_Exercise directions_:
Return only the number of lines that hold "фильтре".

_Available data_:
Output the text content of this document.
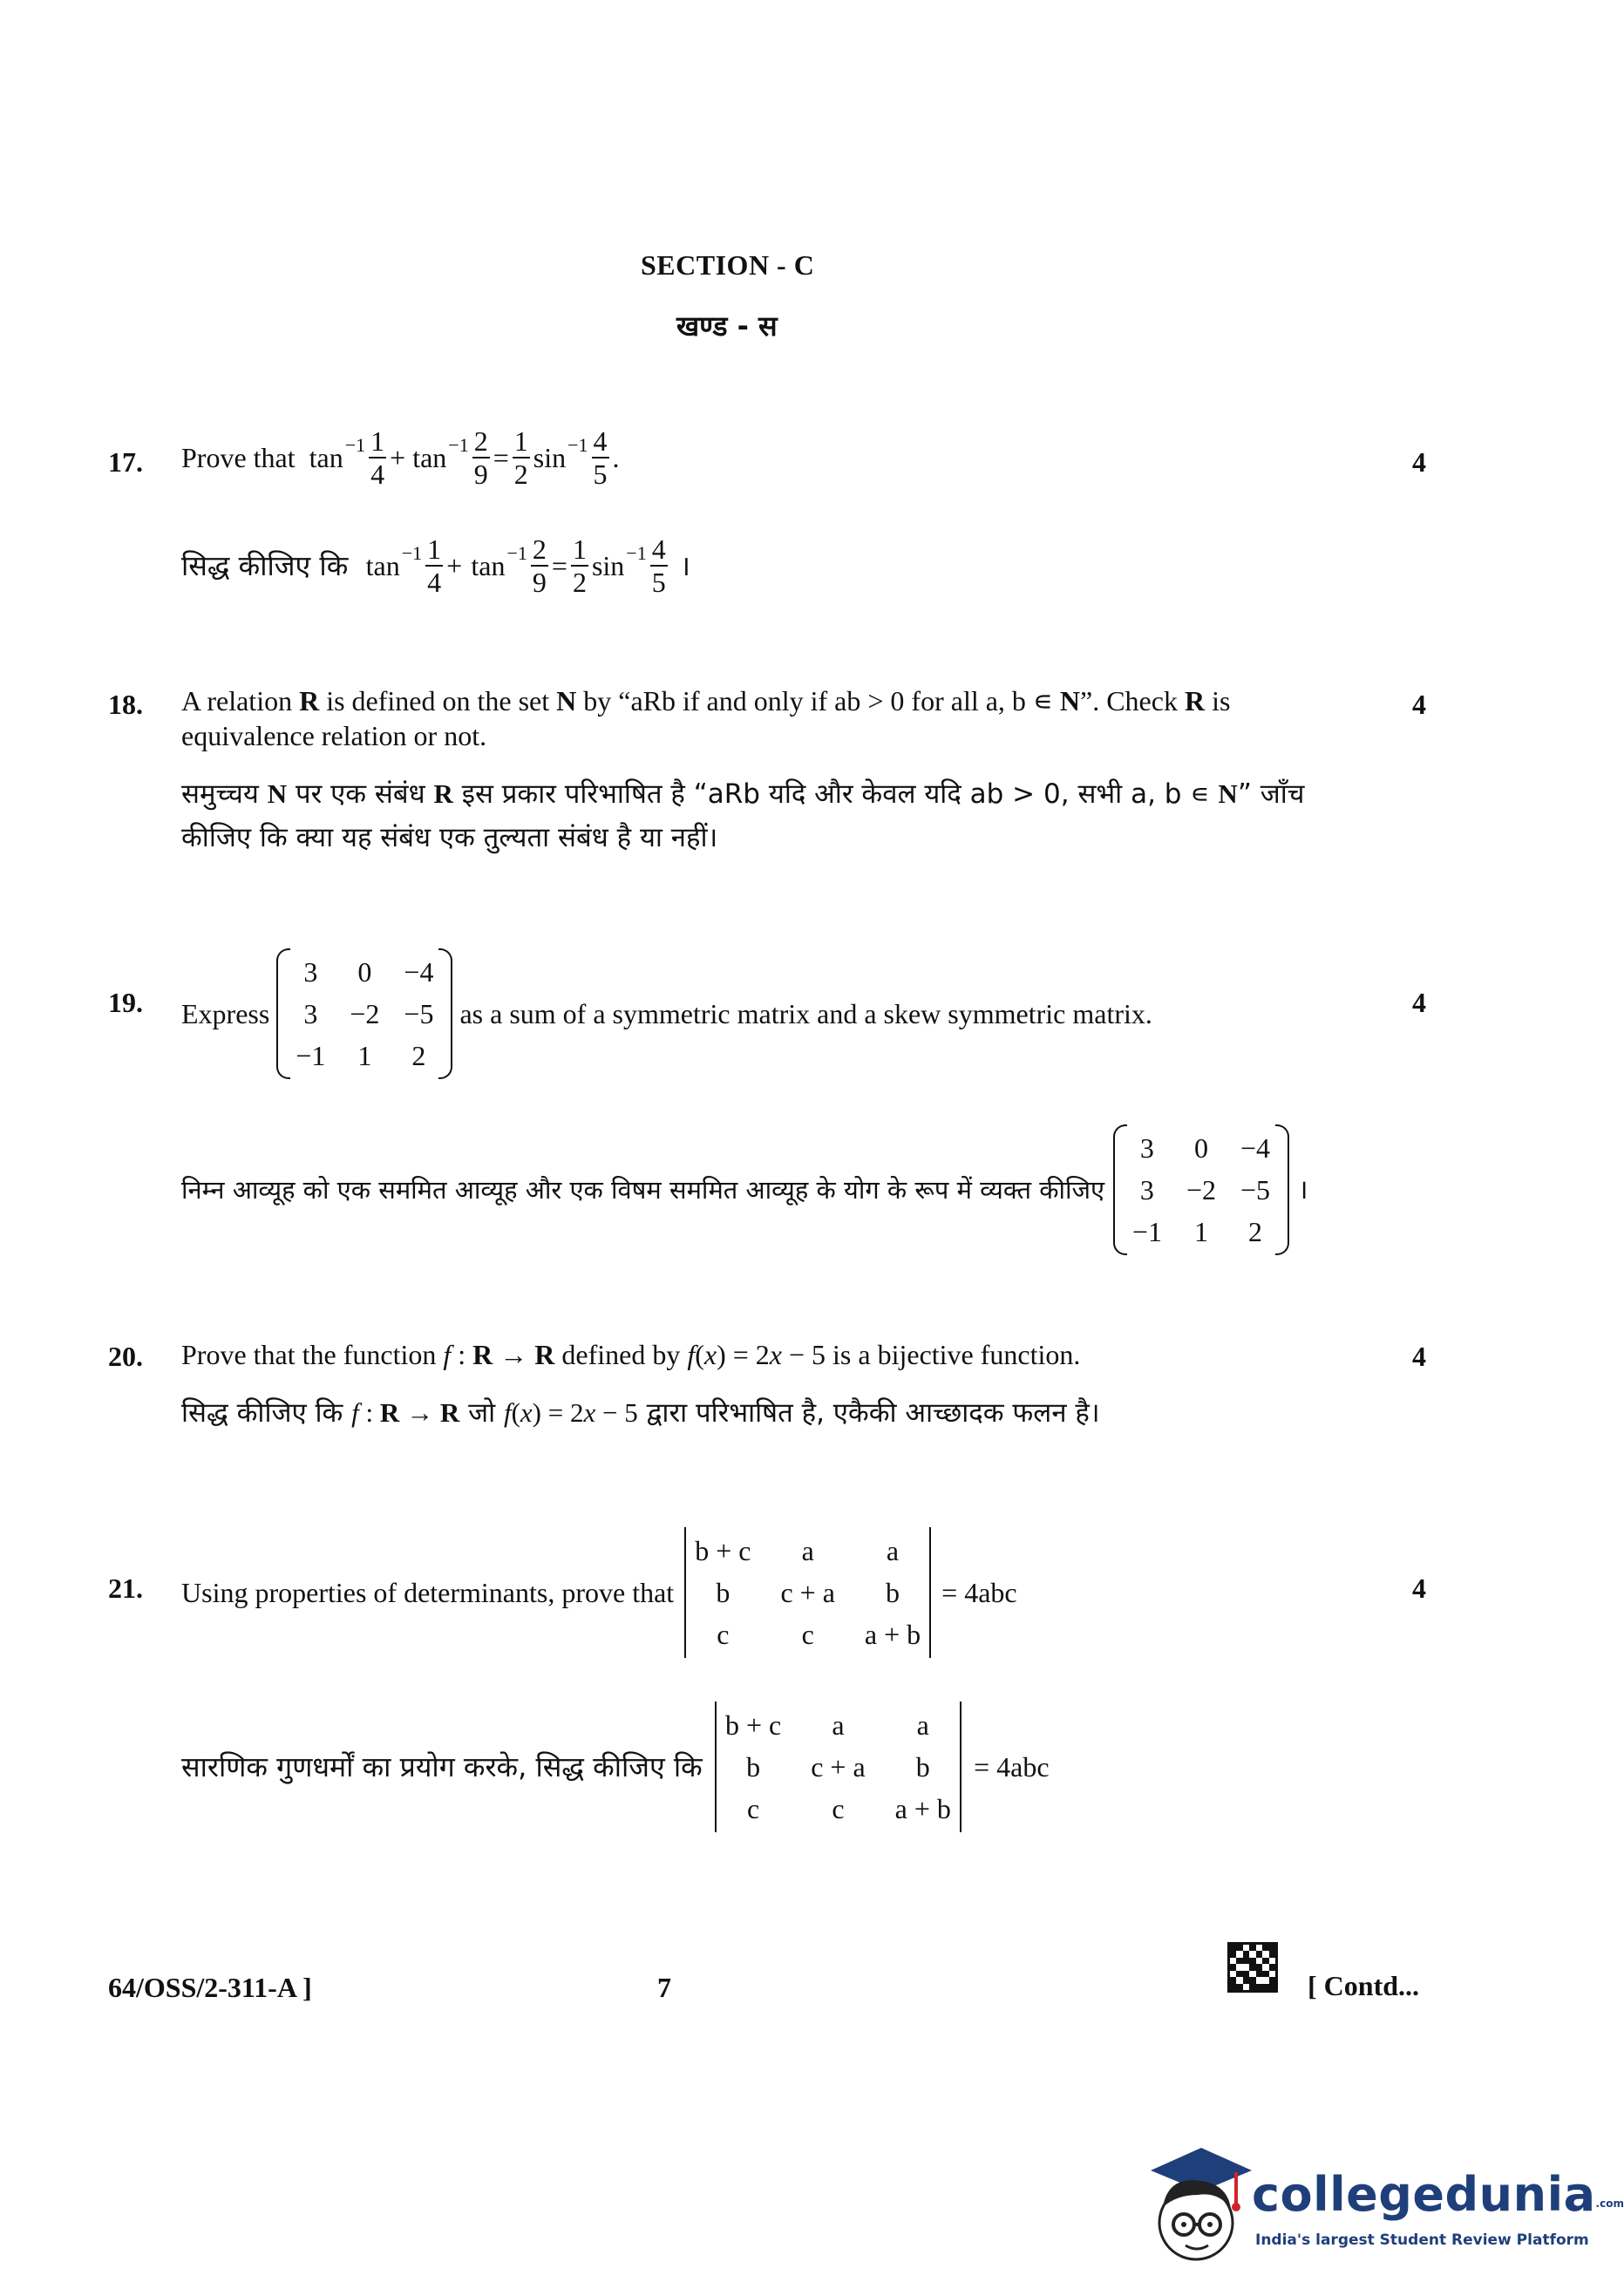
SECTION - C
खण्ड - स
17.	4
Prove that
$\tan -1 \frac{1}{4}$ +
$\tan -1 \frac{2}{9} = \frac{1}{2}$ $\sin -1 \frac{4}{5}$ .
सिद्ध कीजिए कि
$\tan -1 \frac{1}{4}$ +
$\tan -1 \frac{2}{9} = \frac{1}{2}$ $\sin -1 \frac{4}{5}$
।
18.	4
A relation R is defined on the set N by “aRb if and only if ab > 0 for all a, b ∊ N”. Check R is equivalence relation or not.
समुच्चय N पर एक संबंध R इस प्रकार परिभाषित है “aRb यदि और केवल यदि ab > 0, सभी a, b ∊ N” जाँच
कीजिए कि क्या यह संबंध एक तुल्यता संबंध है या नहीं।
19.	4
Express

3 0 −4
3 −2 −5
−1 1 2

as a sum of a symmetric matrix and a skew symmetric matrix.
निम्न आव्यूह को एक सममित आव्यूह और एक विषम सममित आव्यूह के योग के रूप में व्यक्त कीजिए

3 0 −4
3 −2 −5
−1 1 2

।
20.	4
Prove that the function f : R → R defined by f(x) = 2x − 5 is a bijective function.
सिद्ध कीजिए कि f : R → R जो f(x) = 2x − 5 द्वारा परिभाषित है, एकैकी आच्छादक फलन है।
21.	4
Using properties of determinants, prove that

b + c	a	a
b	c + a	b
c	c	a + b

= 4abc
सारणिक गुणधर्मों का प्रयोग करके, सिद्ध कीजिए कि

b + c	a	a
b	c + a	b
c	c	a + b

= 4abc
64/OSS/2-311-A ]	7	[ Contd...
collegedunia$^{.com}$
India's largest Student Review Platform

* * *

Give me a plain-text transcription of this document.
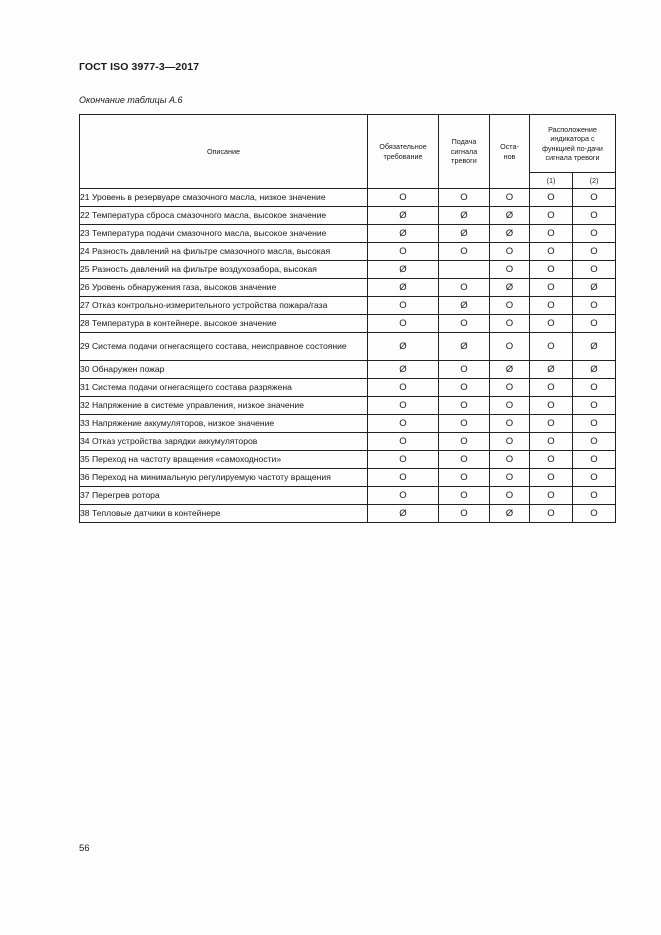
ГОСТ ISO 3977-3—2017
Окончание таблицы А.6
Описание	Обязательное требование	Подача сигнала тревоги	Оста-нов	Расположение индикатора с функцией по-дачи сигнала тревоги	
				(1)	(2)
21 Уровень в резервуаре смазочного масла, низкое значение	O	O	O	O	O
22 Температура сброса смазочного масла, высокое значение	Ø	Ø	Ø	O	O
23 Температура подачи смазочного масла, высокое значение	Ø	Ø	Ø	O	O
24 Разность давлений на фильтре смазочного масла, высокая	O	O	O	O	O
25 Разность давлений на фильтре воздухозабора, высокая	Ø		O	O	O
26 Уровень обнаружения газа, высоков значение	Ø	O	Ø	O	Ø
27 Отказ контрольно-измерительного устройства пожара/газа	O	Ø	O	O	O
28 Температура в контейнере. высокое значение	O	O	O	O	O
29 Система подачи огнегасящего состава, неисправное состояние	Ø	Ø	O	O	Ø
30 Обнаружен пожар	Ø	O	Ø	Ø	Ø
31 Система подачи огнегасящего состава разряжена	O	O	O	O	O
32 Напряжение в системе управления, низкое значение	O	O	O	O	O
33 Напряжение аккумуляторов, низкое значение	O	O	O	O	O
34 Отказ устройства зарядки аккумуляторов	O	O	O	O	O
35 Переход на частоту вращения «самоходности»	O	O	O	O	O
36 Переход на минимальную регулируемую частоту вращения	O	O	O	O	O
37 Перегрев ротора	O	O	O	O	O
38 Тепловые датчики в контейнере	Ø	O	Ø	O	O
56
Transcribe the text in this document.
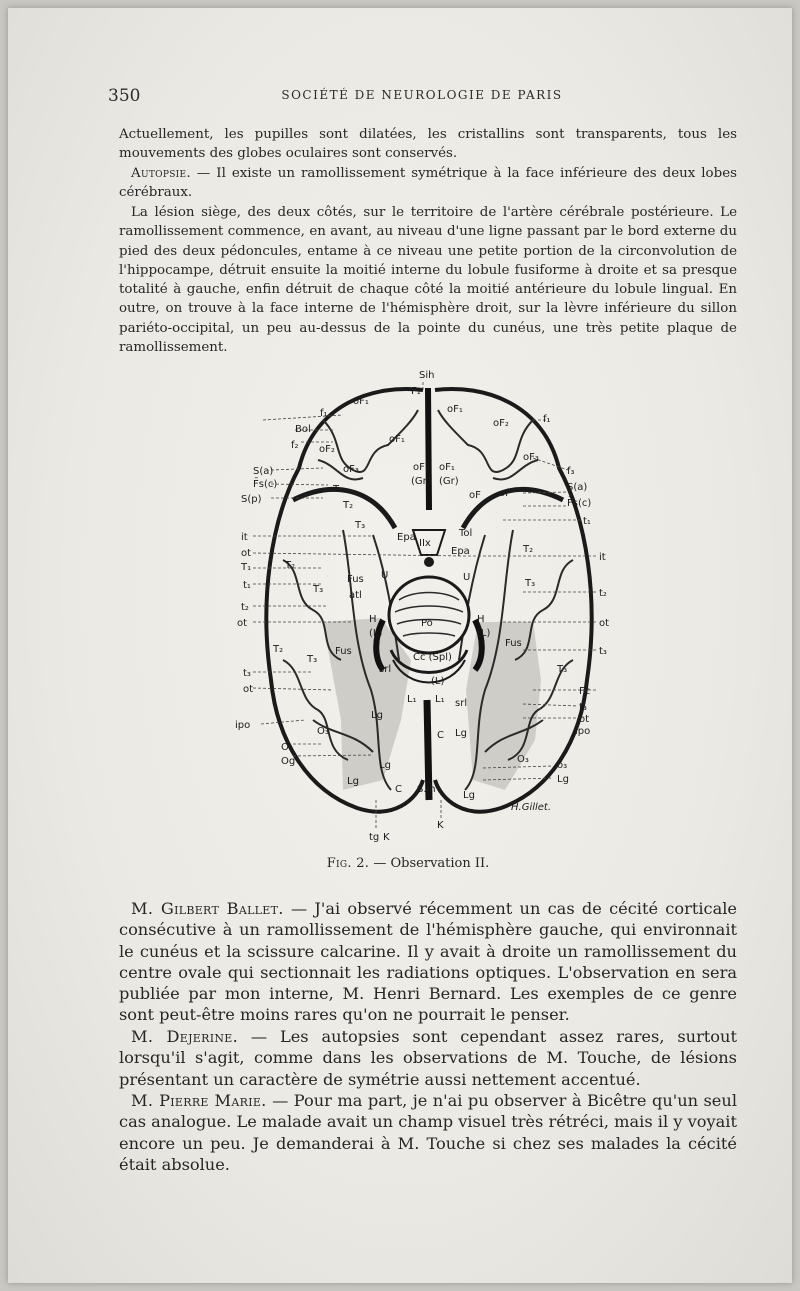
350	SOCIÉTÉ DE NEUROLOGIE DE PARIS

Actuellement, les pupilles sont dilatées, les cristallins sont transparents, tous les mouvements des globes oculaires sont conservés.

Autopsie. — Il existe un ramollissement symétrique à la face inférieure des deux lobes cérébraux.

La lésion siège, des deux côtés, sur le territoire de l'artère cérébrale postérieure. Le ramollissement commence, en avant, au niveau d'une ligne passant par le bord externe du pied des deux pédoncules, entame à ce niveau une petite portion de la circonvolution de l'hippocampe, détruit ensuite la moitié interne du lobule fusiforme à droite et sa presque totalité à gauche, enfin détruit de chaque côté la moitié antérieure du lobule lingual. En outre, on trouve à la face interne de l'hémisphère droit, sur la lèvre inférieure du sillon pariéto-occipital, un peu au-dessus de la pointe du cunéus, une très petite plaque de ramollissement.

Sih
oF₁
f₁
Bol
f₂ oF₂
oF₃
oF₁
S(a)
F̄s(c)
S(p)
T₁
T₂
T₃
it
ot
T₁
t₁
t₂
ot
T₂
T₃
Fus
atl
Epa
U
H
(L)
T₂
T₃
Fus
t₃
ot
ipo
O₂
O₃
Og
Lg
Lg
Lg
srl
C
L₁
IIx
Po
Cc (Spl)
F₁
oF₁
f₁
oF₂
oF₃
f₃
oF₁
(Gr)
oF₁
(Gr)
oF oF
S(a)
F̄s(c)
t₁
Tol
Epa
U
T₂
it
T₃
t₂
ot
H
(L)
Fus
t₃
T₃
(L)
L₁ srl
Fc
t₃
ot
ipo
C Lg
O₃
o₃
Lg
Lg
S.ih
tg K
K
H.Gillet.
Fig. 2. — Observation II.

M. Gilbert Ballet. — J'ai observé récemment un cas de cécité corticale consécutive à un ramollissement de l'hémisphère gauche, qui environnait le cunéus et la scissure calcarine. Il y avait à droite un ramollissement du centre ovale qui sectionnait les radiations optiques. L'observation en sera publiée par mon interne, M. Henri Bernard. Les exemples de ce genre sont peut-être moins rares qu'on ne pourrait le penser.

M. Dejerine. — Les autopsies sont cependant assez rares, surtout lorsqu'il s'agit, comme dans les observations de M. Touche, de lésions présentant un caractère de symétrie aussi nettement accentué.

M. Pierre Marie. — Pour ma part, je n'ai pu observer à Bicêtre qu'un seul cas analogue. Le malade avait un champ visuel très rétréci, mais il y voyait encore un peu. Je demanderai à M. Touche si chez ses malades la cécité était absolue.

==

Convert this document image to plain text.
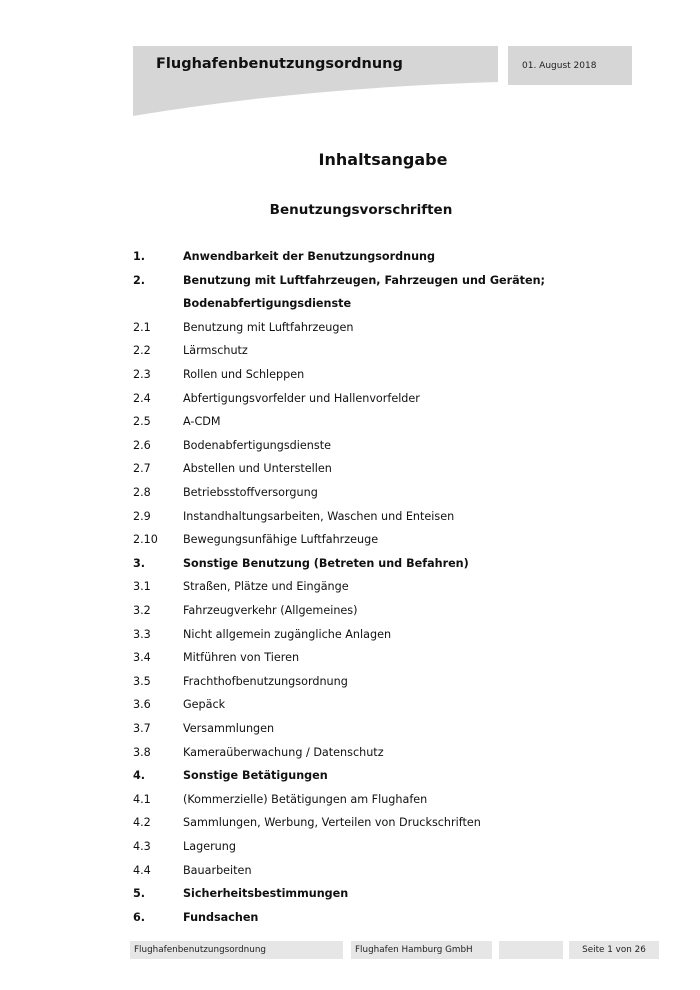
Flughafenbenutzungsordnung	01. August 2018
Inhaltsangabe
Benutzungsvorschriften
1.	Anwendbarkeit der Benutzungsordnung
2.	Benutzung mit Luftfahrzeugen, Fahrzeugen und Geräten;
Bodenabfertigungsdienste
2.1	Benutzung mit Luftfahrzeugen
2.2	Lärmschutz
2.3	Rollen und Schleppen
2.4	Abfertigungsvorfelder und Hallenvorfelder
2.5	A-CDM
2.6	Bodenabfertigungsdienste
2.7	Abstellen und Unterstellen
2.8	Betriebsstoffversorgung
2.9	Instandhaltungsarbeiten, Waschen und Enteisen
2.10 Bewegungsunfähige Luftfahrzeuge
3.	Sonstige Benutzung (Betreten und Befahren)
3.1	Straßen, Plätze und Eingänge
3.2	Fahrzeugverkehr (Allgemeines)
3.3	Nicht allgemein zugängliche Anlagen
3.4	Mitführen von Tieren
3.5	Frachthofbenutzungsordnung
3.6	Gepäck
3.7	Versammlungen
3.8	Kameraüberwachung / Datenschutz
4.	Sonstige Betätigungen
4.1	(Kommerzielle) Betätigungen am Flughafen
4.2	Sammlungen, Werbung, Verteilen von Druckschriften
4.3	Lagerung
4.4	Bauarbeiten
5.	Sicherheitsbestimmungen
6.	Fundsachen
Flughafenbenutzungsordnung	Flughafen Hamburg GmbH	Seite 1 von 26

_Response to this exercise_:
2